To be done: Output every record word for word.

===== The input

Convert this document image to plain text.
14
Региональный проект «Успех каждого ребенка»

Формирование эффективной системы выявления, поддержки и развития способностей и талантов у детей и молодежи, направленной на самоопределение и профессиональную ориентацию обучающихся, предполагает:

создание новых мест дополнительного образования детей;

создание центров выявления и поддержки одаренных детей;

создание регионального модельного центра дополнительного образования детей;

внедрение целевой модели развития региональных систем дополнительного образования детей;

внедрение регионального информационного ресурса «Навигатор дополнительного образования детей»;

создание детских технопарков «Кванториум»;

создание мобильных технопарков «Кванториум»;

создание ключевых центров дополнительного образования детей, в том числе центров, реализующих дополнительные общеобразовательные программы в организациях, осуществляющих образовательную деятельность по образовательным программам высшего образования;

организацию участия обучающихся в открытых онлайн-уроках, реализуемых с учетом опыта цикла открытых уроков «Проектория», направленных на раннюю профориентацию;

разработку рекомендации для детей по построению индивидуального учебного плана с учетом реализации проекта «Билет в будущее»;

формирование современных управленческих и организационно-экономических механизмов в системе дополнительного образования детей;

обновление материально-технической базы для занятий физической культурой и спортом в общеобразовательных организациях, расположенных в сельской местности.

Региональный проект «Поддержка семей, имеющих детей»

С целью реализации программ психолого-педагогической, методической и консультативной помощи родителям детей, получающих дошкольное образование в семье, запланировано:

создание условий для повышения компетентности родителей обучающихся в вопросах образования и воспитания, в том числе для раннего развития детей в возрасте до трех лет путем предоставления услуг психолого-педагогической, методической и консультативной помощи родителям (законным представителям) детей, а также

==========

The completed task:
Convert this document image to plain text.
14
Региональный проект «Успех каждого ребенка»

Формирование эффективной системы выявления, поддержки и развития способностей и талантов у детей и молодежи, направленной на самоопределение и профессиональную ориентацию обучающихся, предполагает:

создание новых мест дополнительного образования детей;

создание центров выявления и поддержки одаренных детей;

создание регионального модельного центра дополнительного образования детей;

внедрение целевой модели развития региональных систем дополнительного образования детей;

внедрение регионального информационного ресурса «Навигатор дополнительного образования детей»;

создание детских технопарков «Кванториум»;

создание мобильных технопарков «Кванториум»;

создание ключевых центров дополнительного образования детей, в том числе центров, реализующих дополнительные общеобразовательные программы в организациях, осуществляющих образовательную деятельность по образовательным программам высшего образования;

организацию участия обучающихся в открытых онлайн-уроках, реализуемых с учетом опыта цикла открытых уроков «Проектория», направленных на раннюю профориентацию;

разработку рекомендации для детей по построению индивидуального учебного плана с учетом реализации проекта «Билет в будущее»;

формирование современных управленческих и организационно-экономических механизмов в системе дополнительного образования детей;

обновление материально-технической базы для занятий физической культурой и спортом в общеобразовательных организациях, расположенных в сельской местности.

Региональный проект «Поддержка семей, имеющих детей»

С целью реализации программ психолого-педагогической, методической и консультативной помощи родителям детей, получающих дошкольное образование в семье, запланировано:

создание условий для повышения компетентности родителей обучающихся в вопросах образования и воспитания, в том числе для раннего развития детей в возрасте до трех лет путем предоставления услуг психолого-педагогической, методической и консультативной помощи родителям (законным представителям) детей, а также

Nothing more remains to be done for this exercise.